Short task
Pull out from the material below all lines with "März".

Stored items from a collection
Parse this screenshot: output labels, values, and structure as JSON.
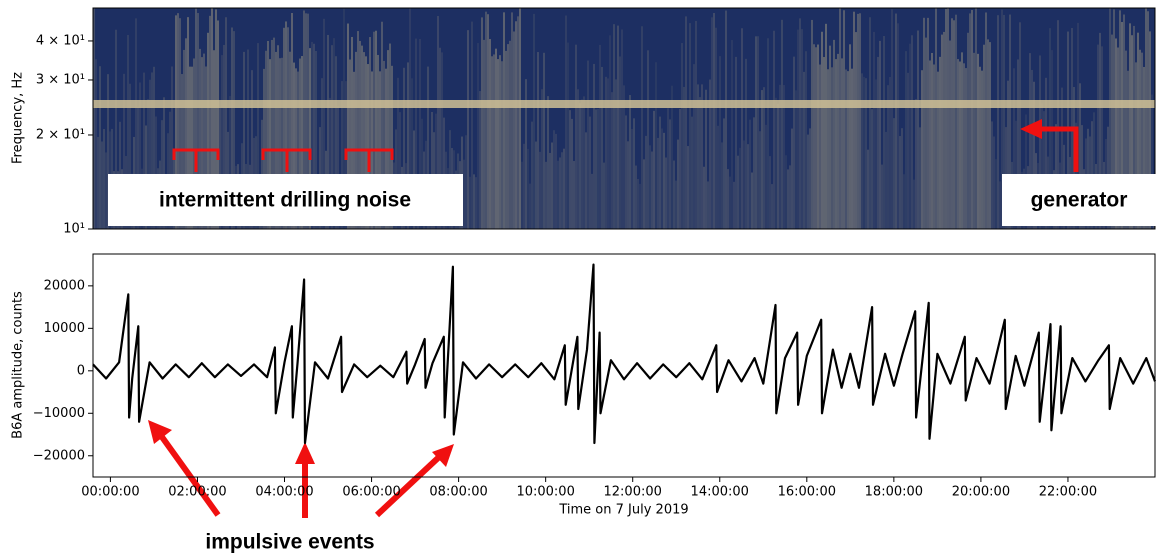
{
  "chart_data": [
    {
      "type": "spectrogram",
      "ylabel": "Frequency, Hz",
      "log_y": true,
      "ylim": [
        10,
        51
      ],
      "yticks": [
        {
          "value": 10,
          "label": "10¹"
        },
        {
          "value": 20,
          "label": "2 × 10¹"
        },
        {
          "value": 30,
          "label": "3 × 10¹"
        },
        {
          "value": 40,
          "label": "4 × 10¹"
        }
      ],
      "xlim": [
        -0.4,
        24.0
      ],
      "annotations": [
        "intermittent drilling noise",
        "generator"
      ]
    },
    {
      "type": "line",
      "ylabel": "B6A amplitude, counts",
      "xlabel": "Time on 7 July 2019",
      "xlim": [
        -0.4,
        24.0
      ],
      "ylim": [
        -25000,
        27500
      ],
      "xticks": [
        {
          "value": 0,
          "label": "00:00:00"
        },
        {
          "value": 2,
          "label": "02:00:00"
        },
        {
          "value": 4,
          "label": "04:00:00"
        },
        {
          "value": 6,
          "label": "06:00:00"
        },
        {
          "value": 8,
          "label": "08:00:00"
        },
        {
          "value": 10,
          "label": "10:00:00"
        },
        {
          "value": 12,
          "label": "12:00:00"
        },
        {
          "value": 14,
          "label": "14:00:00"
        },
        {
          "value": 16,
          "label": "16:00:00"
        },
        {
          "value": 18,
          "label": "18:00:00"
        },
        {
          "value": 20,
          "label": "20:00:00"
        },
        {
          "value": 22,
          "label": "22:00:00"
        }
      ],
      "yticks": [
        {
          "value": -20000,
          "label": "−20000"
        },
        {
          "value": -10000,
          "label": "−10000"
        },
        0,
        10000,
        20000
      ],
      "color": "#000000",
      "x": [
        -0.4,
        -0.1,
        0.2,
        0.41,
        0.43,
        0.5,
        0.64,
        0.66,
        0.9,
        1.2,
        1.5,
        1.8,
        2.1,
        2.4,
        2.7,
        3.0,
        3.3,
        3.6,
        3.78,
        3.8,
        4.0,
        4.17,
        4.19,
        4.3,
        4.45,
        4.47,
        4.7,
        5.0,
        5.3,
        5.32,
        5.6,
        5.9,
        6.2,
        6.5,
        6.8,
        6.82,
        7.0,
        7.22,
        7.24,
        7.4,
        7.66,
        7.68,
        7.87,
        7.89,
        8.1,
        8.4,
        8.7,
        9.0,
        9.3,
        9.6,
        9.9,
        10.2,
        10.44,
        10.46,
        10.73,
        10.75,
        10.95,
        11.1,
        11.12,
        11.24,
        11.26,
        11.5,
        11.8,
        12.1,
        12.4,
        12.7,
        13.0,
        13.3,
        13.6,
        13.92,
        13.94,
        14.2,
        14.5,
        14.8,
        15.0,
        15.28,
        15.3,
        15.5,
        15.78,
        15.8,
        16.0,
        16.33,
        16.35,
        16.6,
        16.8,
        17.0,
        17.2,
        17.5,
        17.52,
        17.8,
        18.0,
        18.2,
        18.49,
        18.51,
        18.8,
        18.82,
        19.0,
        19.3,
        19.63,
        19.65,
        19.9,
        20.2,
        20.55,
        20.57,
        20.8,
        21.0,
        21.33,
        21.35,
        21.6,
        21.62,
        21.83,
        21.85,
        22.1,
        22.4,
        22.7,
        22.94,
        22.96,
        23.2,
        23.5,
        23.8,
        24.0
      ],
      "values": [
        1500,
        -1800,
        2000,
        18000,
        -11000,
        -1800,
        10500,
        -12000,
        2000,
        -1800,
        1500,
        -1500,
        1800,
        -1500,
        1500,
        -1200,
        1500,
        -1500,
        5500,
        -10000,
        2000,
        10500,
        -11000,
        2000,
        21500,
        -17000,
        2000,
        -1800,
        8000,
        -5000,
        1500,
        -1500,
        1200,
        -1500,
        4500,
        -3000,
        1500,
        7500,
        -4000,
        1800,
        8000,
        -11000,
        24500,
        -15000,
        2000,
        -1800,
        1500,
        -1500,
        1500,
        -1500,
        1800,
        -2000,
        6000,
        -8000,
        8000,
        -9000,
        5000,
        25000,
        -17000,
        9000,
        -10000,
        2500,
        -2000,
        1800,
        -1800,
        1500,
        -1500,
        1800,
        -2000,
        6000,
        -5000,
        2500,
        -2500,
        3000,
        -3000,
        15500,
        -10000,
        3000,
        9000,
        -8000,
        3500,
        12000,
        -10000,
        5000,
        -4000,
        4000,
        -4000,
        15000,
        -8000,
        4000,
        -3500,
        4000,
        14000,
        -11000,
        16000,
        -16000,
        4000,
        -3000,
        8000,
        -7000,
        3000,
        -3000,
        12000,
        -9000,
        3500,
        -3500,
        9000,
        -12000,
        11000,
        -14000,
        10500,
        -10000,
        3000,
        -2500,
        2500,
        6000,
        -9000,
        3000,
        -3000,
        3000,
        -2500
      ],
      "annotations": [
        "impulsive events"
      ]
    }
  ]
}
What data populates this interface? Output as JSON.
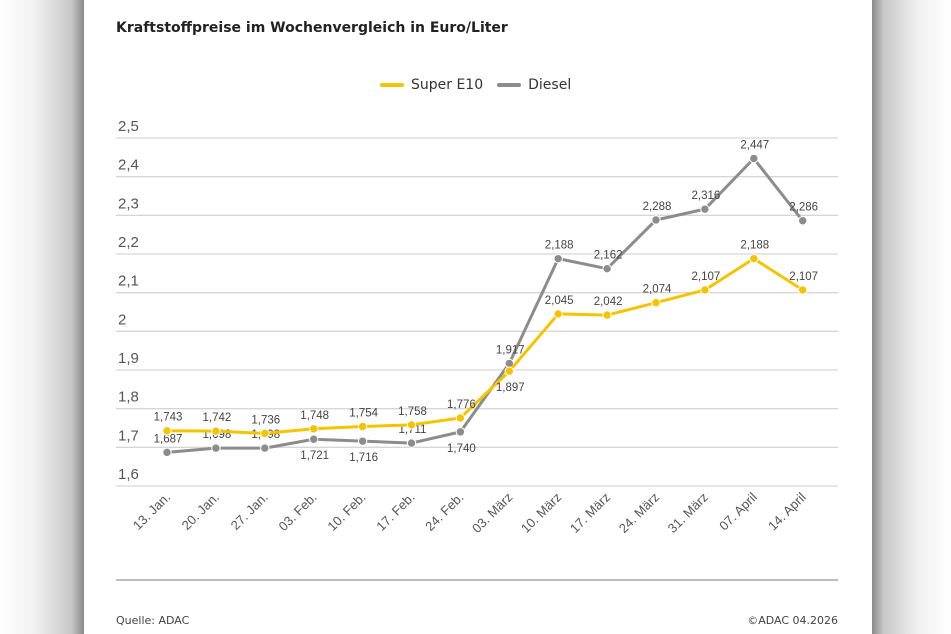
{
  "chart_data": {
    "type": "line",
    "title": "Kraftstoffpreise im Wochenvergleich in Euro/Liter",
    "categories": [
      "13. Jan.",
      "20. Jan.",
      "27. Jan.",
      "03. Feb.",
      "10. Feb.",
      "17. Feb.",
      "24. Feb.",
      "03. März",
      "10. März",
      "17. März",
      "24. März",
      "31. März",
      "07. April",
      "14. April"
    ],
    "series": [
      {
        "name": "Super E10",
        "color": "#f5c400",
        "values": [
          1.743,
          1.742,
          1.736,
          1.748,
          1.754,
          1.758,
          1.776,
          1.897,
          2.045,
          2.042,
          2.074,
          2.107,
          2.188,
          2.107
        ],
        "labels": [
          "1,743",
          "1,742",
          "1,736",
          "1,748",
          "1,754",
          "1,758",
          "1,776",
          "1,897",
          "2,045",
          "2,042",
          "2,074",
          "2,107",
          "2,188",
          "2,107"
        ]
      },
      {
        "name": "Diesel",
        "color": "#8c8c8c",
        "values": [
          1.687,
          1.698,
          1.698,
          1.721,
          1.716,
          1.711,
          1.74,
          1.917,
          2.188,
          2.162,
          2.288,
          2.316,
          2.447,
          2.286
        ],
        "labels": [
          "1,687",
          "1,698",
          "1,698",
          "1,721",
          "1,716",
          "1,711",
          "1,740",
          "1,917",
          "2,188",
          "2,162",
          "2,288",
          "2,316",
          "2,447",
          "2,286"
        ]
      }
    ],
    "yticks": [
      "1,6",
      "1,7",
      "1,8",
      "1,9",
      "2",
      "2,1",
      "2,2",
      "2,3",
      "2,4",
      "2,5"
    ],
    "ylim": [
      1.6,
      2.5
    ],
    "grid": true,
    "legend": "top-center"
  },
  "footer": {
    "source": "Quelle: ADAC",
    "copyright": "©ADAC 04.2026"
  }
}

==

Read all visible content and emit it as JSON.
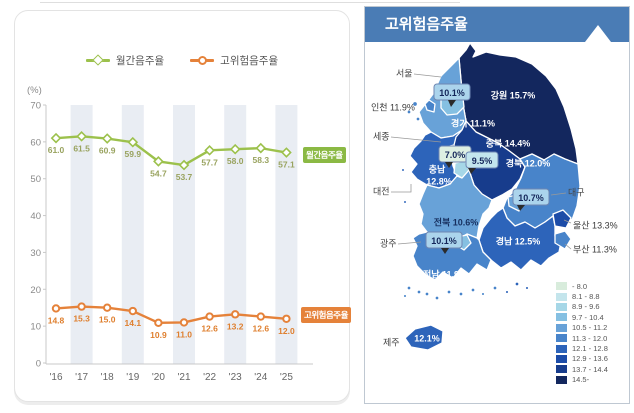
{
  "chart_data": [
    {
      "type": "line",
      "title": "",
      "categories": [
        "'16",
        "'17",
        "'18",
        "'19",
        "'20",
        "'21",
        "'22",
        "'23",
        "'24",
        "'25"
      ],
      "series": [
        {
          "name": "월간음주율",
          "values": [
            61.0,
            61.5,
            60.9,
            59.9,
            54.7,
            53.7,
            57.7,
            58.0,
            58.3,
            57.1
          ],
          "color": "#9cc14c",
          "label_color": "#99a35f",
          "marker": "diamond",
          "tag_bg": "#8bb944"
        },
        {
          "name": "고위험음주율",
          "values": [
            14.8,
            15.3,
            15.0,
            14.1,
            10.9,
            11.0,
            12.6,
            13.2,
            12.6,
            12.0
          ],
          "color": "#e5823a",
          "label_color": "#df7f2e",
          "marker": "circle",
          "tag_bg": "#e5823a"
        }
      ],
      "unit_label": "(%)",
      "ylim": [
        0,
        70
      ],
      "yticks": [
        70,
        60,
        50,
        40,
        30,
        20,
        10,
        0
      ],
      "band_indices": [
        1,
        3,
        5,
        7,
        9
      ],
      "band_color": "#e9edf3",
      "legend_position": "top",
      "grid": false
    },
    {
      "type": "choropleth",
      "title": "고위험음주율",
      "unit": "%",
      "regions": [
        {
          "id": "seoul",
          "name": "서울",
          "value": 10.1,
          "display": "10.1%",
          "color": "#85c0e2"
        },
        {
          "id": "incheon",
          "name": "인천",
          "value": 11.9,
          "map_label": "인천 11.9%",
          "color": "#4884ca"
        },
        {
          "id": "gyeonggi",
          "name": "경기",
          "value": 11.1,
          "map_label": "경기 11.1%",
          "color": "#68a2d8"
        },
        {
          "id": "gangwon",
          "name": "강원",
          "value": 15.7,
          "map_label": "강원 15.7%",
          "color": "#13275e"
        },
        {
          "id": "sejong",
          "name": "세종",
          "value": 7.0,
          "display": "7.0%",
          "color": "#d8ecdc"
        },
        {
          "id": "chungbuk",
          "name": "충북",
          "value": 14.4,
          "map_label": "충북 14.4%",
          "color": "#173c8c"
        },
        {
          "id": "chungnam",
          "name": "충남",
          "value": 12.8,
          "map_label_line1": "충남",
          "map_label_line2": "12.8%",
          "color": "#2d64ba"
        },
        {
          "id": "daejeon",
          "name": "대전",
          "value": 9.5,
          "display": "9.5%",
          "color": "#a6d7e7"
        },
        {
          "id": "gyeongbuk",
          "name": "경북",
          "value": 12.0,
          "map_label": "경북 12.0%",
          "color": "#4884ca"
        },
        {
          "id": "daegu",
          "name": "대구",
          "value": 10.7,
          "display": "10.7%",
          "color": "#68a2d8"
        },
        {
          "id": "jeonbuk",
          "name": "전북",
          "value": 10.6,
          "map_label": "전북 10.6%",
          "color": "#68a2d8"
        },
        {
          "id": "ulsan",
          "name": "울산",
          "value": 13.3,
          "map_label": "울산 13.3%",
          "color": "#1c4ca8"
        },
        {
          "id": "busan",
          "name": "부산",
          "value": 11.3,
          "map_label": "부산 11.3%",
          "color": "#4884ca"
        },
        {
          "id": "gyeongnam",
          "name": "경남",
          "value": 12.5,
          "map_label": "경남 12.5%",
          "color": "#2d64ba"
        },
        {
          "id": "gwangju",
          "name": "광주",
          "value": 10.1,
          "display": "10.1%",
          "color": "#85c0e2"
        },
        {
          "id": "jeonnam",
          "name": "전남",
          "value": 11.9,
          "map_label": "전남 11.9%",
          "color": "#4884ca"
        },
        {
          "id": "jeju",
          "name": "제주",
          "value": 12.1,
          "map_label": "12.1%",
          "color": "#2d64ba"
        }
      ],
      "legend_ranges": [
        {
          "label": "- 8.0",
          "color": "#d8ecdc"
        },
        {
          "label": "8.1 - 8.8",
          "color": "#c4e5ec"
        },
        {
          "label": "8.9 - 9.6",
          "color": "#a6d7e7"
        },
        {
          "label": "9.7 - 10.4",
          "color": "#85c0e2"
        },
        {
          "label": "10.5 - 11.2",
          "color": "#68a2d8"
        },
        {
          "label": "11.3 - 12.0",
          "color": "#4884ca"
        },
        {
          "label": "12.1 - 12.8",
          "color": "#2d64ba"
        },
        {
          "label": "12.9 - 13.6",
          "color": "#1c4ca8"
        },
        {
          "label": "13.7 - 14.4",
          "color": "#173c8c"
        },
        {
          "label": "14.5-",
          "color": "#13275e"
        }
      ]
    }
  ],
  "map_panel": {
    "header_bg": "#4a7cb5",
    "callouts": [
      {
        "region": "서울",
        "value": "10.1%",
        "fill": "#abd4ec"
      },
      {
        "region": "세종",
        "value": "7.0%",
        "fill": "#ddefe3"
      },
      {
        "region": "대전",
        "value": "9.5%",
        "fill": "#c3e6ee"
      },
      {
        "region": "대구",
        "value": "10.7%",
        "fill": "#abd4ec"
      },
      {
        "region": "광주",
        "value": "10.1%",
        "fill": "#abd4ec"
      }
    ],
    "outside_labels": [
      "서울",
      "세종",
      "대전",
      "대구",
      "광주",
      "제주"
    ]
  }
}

The output
      "03. März",
      "10. März",
      "17. März",
      "24. März",
      "31. März",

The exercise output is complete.